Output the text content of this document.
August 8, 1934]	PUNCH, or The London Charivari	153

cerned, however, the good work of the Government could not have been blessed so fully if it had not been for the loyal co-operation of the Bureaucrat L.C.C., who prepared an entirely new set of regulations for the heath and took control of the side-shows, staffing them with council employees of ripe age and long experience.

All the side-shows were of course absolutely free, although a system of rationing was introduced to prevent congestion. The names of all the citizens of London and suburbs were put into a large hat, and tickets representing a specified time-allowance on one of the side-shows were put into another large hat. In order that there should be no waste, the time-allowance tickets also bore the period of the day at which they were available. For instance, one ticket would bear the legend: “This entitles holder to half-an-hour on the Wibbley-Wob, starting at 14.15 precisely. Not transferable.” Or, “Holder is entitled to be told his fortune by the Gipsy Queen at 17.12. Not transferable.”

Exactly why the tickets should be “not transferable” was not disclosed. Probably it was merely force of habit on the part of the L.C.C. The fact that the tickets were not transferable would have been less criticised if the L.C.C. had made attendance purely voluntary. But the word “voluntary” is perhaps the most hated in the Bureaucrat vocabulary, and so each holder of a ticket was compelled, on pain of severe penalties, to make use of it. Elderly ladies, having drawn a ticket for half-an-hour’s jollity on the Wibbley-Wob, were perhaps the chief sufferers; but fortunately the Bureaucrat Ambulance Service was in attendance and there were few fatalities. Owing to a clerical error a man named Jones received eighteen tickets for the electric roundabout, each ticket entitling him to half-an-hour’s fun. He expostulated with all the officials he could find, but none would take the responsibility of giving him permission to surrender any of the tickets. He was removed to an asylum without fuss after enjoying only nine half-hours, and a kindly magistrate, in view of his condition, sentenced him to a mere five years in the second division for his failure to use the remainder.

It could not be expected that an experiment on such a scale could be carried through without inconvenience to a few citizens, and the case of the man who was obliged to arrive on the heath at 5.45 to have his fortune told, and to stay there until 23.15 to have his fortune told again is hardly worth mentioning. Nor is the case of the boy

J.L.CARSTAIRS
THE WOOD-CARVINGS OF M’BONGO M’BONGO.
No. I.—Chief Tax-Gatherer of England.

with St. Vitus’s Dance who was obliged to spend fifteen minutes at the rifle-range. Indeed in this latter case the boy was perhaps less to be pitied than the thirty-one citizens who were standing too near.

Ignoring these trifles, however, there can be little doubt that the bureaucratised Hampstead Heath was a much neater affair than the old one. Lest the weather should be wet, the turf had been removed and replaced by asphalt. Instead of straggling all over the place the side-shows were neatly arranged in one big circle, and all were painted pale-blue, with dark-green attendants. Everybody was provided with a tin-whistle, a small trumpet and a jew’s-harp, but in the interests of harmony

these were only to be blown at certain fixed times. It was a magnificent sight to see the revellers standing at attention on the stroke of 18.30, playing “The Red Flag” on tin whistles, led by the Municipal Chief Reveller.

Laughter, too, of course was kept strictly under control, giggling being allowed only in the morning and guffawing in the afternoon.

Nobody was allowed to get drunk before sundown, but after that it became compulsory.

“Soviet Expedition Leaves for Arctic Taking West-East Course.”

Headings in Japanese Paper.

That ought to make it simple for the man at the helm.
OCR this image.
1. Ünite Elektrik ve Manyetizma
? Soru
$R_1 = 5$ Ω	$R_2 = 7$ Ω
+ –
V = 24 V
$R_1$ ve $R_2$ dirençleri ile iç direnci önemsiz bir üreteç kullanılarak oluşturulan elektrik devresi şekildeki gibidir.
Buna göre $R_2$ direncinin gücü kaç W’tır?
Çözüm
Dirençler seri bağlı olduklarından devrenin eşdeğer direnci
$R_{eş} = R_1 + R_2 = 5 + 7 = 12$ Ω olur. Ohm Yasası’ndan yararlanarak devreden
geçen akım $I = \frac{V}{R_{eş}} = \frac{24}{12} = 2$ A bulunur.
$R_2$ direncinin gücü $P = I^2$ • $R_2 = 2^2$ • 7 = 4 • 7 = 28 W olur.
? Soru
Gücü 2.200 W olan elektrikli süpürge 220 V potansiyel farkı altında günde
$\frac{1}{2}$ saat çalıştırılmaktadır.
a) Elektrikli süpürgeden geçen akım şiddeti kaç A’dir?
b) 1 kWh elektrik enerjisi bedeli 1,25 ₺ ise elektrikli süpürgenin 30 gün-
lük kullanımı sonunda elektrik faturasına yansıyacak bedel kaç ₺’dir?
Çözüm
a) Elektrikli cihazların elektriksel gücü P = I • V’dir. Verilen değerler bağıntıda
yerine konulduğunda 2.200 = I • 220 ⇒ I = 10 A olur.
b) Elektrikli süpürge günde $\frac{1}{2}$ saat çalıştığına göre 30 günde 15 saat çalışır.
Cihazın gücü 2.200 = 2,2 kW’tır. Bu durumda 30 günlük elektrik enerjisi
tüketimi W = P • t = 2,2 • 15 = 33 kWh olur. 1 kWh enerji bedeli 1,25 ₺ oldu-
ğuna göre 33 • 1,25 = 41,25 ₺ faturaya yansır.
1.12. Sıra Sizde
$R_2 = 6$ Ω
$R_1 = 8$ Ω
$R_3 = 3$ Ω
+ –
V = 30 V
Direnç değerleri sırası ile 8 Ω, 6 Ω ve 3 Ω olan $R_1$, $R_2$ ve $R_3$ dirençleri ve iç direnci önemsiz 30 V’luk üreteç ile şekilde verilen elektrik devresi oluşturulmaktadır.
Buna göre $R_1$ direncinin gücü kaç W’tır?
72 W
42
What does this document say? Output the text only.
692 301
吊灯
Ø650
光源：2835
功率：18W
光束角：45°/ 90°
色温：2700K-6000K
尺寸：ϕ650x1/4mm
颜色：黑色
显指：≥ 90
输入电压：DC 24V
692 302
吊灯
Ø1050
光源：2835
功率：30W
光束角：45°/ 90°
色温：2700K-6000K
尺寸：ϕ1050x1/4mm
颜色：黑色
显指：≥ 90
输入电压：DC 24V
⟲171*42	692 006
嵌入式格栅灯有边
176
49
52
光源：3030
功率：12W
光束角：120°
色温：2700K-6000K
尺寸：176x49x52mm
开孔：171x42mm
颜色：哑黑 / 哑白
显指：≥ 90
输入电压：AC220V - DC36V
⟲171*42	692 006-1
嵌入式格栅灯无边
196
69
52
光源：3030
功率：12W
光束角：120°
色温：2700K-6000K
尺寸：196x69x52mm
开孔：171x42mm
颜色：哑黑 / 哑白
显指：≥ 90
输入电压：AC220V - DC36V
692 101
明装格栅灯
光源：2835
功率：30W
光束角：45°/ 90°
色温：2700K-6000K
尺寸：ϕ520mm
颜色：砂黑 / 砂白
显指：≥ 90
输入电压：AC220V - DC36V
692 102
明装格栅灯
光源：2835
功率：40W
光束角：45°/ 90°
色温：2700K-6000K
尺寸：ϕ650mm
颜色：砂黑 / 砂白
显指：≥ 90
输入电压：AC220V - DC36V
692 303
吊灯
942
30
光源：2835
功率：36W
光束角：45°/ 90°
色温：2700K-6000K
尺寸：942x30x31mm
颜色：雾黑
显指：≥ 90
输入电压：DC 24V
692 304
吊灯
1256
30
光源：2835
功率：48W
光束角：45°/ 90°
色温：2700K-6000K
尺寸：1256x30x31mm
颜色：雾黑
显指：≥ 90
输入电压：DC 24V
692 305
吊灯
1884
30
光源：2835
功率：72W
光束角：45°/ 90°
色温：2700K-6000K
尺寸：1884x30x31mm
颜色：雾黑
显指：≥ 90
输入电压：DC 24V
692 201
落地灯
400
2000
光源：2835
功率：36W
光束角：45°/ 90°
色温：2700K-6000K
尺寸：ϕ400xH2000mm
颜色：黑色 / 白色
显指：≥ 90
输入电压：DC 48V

━━━━━━━━━━

Stated problem: Using the entries above, return each line in which the word "akım" occurs.

Solution below:
geçen akım $I = \frac{V}{R_{eş}} = \frac{24}{12} = 2$ A bulunur.
a) Elektrikli süpürgeden geçen akım şiddeti kaç A’dir?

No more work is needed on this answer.